SET EXERCISE :: How many lines of these entries hold the string "Unbonded"? Reply with the number alone.
>> Begin DATASET RECORDS
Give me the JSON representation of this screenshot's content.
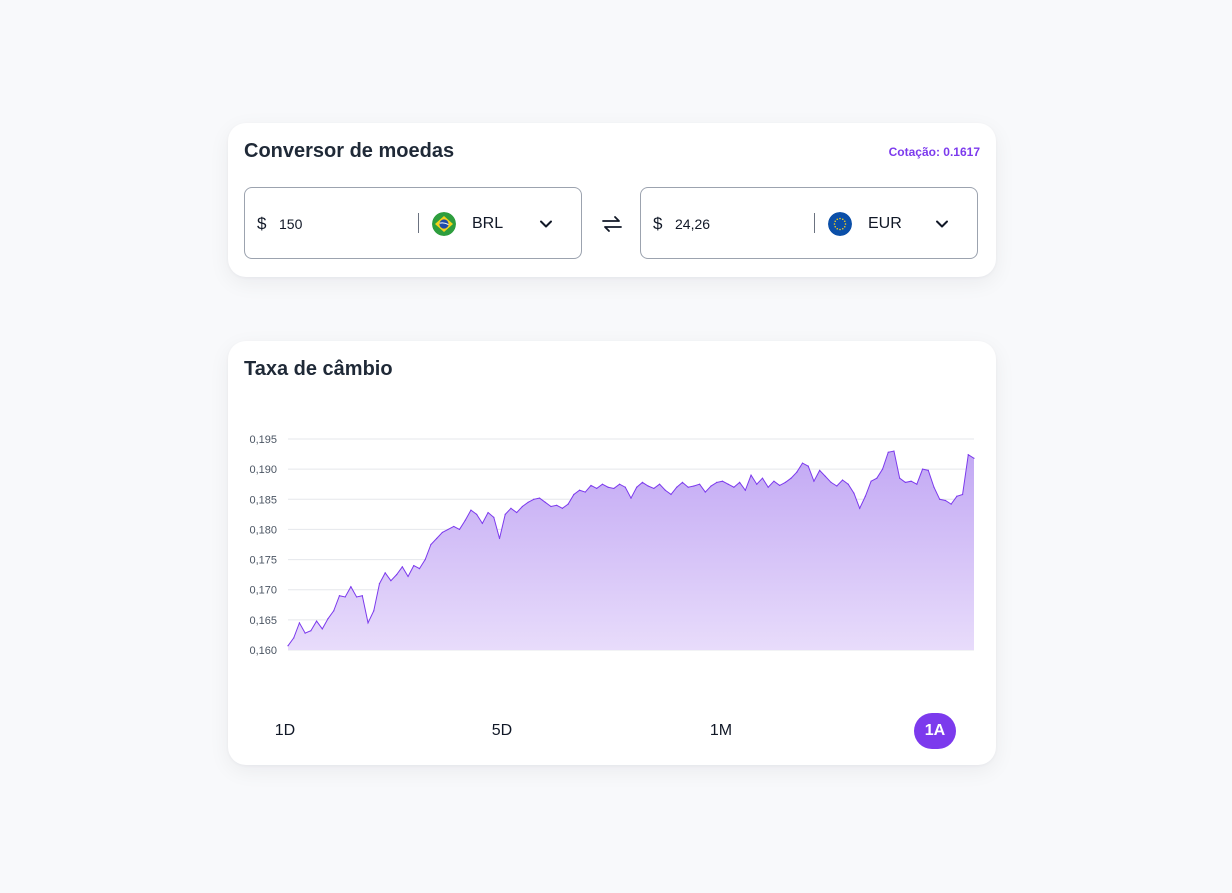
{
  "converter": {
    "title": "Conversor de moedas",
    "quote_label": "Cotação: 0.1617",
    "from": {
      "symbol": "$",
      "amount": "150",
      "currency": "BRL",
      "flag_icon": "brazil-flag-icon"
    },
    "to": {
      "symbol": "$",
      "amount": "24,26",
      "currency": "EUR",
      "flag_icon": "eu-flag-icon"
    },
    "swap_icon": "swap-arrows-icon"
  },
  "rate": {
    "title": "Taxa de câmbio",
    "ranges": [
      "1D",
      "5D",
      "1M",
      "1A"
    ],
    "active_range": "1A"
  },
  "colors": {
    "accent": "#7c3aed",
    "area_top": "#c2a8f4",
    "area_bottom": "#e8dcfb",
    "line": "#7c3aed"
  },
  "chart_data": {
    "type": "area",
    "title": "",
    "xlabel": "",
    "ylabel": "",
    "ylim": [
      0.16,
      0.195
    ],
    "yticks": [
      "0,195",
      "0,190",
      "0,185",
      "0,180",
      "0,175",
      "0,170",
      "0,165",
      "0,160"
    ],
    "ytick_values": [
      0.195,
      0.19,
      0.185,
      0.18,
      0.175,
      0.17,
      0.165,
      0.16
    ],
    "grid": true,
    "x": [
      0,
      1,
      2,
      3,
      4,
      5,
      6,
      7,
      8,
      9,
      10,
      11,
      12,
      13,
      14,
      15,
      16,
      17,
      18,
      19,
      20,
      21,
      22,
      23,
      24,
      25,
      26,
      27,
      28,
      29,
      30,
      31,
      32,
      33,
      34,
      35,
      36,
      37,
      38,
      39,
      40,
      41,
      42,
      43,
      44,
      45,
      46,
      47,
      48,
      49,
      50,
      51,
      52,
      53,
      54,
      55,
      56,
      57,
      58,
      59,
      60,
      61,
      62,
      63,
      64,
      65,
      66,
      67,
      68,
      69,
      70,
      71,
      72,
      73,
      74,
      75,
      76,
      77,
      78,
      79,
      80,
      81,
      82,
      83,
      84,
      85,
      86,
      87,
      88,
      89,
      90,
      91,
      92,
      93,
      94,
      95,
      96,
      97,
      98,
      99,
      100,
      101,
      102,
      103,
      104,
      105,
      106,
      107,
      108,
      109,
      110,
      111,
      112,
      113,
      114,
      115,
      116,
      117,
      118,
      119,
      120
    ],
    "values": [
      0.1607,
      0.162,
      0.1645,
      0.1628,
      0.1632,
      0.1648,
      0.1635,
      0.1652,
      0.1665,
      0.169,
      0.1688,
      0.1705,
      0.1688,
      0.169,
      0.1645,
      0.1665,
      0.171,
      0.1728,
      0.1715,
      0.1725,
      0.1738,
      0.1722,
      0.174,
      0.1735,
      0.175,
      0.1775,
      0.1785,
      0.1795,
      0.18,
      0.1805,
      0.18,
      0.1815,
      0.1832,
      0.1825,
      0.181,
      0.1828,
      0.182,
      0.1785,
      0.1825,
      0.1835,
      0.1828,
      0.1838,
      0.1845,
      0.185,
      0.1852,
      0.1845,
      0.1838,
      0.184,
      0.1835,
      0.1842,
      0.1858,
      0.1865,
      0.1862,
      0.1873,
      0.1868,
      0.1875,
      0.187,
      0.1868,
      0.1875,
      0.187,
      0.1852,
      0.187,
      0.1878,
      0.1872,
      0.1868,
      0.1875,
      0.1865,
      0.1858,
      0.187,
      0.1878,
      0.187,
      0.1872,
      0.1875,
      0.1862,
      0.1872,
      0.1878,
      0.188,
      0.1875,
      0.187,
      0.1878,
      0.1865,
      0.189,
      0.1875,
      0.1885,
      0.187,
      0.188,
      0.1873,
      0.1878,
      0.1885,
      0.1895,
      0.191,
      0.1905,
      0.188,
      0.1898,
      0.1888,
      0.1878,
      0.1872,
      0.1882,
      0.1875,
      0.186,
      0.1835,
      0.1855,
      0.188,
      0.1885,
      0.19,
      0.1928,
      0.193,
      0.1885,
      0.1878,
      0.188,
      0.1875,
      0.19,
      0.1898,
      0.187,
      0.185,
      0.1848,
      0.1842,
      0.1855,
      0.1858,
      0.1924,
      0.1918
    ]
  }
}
>> End DATASET RECORDS
>> Begin DATASET RECORDS
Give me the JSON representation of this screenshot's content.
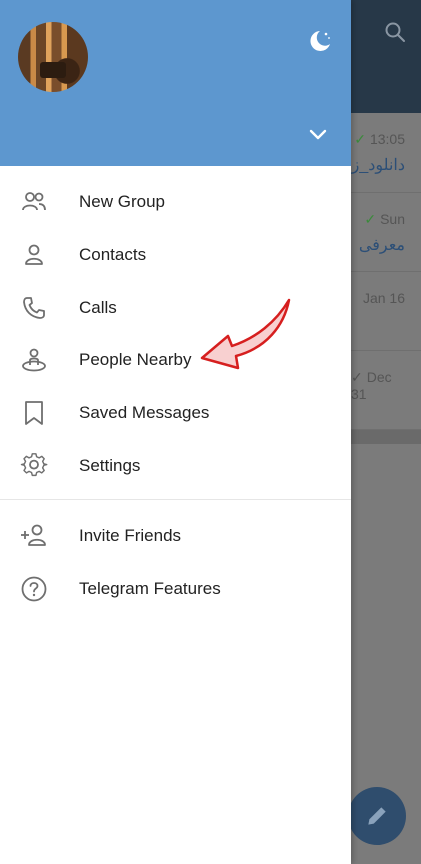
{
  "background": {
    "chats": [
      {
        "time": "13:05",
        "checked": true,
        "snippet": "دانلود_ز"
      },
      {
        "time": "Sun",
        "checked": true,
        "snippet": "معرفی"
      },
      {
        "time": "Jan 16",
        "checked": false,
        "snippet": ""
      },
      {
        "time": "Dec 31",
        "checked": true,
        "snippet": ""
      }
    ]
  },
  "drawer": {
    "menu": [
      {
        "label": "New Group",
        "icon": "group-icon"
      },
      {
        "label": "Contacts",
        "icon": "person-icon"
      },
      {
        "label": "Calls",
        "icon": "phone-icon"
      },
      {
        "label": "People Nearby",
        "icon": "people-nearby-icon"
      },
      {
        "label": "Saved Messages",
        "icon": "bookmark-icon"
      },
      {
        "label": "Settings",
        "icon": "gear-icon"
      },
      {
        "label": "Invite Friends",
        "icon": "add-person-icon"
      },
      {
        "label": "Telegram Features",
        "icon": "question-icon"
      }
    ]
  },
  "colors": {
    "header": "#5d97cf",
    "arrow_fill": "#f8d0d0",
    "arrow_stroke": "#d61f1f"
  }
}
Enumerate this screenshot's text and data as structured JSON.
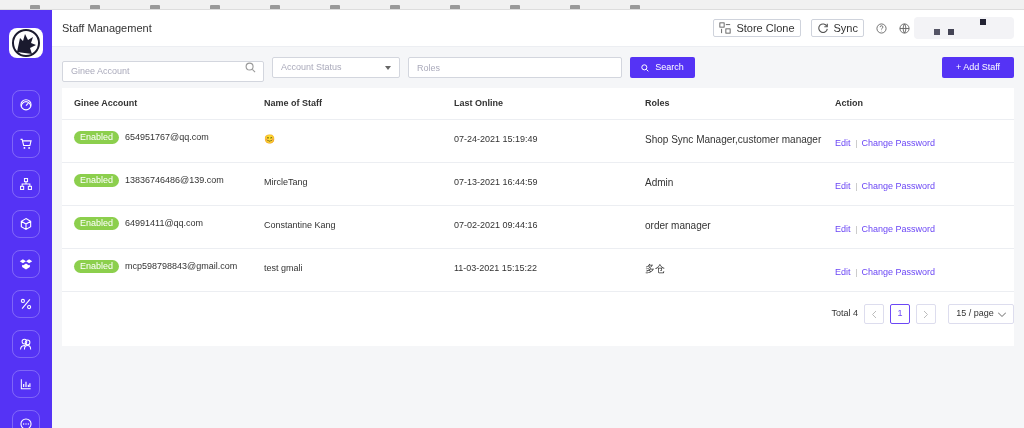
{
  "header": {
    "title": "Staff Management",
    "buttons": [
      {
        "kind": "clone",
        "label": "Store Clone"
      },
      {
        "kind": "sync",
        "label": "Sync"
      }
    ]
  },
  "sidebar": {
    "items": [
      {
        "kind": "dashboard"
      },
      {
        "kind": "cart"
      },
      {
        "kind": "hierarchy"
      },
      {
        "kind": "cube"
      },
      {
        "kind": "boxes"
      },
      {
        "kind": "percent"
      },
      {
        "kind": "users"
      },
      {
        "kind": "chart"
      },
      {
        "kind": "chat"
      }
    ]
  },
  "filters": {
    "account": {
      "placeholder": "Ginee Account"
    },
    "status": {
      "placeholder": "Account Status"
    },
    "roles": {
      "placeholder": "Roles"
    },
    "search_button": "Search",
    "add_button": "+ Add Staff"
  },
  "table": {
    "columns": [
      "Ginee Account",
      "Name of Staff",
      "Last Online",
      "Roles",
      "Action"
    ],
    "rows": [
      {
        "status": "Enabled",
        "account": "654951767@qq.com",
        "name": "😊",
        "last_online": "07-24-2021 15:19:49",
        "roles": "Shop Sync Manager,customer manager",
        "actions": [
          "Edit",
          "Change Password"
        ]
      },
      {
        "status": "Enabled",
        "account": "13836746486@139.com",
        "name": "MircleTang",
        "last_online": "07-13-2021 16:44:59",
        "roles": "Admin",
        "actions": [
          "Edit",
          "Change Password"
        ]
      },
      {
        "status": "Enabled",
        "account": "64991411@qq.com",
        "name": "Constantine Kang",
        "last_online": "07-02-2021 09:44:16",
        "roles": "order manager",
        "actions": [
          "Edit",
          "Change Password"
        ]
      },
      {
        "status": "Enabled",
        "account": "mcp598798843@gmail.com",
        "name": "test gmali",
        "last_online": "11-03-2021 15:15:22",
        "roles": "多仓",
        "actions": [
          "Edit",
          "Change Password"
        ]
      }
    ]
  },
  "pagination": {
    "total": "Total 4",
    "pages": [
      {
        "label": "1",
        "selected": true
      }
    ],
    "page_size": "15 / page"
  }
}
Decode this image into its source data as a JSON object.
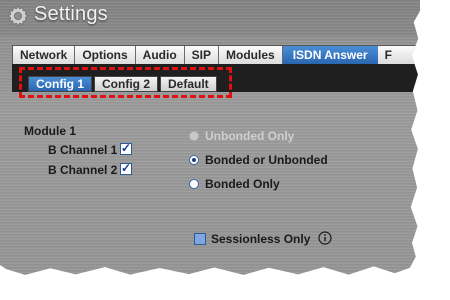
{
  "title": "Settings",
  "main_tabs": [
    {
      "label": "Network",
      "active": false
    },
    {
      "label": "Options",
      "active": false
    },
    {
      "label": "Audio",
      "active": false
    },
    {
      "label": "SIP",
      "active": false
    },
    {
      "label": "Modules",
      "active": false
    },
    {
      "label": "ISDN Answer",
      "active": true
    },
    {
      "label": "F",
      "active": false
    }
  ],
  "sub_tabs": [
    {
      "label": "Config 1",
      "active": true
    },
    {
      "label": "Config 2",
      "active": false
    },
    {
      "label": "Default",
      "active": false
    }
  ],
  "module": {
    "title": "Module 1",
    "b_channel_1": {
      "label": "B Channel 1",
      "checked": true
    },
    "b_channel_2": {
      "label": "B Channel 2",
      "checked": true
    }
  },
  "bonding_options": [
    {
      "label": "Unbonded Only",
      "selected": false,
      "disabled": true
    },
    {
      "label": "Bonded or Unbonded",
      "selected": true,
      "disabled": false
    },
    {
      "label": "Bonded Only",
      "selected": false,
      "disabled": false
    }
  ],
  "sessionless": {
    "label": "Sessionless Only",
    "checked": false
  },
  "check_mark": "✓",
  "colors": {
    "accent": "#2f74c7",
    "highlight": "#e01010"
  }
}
>> End DATASET RECORDS
>> Begin DATASET RECORDS
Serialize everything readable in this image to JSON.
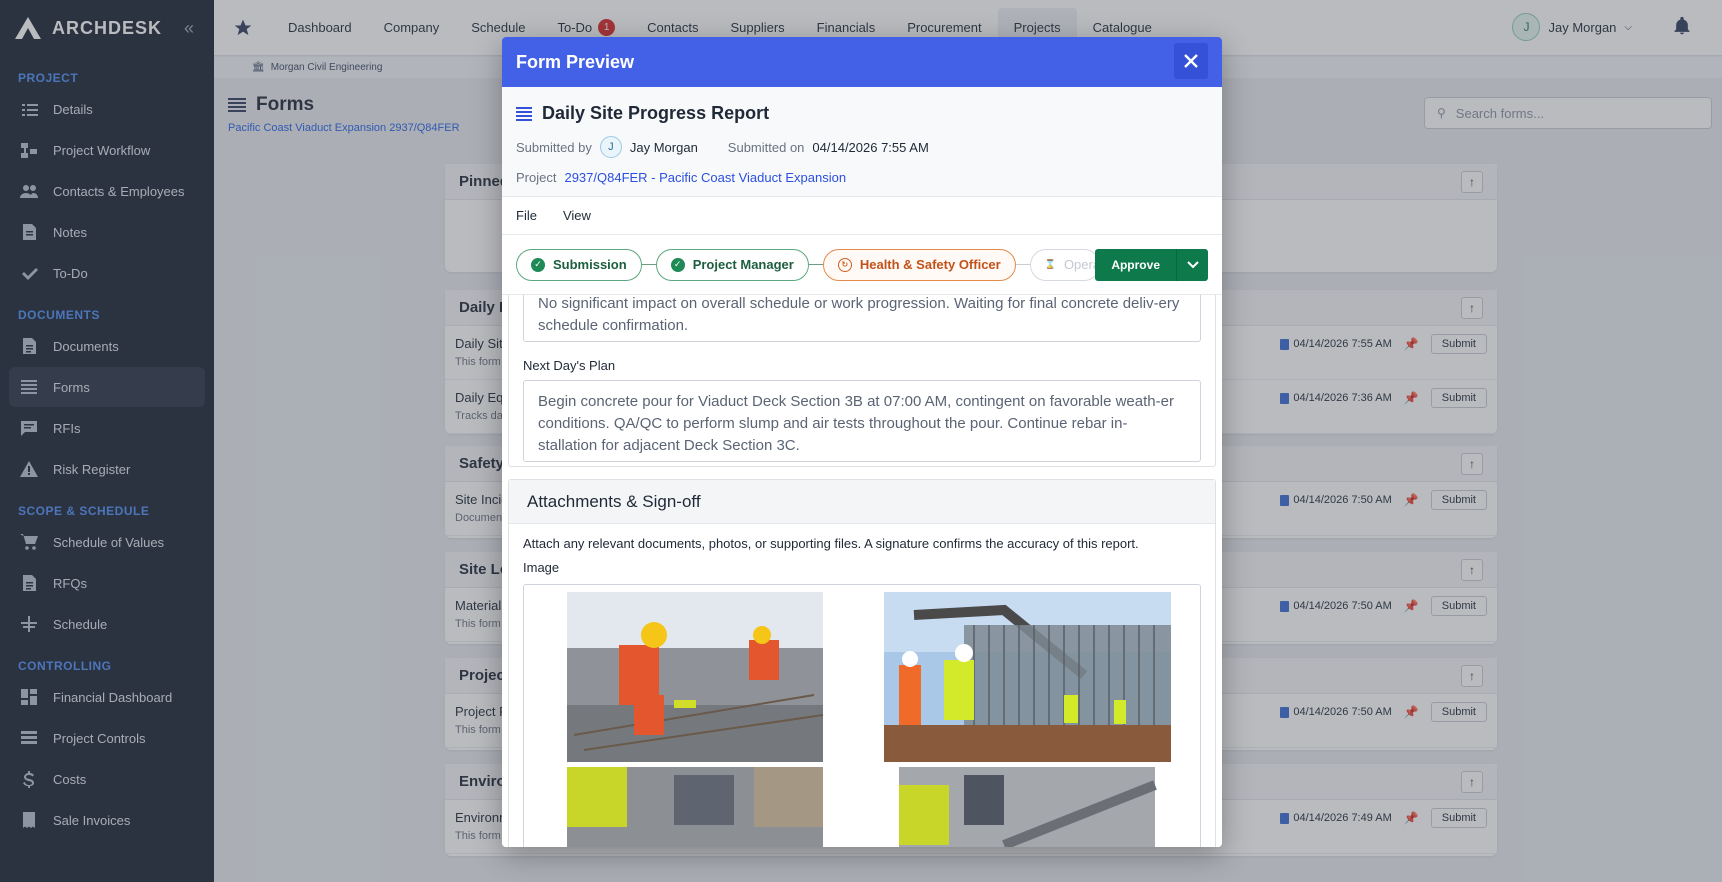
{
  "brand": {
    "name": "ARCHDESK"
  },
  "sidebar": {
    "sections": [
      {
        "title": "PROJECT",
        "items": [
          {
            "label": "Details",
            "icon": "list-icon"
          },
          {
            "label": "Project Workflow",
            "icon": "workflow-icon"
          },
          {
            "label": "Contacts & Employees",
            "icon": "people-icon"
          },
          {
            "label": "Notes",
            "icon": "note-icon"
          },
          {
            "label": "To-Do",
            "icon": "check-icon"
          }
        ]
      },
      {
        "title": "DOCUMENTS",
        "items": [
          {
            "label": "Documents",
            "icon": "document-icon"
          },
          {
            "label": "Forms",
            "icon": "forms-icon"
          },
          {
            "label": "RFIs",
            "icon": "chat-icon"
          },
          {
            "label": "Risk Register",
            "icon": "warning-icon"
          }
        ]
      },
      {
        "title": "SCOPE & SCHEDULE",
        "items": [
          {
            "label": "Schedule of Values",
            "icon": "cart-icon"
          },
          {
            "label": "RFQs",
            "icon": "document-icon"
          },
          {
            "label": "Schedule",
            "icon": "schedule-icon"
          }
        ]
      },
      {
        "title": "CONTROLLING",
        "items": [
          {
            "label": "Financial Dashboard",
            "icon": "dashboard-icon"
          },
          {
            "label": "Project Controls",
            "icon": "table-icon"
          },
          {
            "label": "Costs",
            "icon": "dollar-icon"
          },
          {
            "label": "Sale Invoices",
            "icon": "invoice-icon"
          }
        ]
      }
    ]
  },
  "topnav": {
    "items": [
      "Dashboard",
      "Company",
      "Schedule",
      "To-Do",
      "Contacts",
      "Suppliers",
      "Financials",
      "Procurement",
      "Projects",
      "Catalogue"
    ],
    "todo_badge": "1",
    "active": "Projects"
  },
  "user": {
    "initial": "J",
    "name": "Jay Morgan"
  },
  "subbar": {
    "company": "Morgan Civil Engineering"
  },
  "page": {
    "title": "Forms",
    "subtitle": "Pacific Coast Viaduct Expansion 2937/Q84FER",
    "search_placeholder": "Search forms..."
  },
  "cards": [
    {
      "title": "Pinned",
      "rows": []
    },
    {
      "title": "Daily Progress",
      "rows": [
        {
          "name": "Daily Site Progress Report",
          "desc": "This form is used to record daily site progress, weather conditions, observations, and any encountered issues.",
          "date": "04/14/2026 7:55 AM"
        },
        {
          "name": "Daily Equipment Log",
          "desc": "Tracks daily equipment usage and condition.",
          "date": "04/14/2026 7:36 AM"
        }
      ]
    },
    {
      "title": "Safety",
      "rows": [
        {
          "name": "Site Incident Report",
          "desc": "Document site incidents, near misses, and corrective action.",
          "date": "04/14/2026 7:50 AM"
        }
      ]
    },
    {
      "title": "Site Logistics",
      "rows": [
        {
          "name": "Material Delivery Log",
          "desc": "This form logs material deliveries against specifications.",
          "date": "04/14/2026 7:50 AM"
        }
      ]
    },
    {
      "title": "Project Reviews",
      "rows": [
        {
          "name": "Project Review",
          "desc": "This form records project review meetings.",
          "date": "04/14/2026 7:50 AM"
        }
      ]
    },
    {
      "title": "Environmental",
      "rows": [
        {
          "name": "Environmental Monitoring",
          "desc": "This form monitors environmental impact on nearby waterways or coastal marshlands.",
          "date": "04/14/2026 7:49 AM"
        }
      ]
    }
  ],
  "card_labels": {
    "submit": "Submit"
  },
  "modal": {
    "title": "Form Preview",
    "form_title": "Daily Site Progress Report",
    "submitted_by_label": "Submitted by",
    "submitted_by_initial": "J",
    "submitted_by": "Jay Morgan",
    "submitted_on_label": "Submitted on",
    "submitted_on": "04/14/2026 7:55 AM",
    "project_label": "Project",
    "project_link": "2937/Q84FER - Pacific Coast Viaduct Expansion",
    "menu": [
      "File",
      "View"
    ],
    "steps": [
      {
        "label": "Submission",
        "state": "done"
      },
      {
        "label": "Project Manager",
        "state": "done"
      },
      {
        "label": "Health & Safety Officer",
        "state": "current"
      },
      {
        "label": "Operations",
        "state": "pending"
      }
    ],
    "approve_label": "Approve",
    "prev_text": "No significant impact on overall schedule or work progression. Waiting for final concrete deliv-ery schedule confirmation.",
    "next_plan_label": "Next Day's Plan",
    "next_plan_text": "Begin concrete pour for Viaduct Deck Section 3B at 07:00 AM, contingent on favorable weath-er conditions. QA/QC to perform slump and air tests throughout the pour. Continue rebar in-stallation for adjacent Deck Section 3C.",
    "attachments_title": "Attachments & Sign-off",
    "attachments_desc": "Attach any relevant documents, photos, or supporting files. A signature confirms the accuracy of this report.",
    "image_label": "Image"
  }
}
>> End DATASET RECORDS
WRITTEN SOLUTION :: 2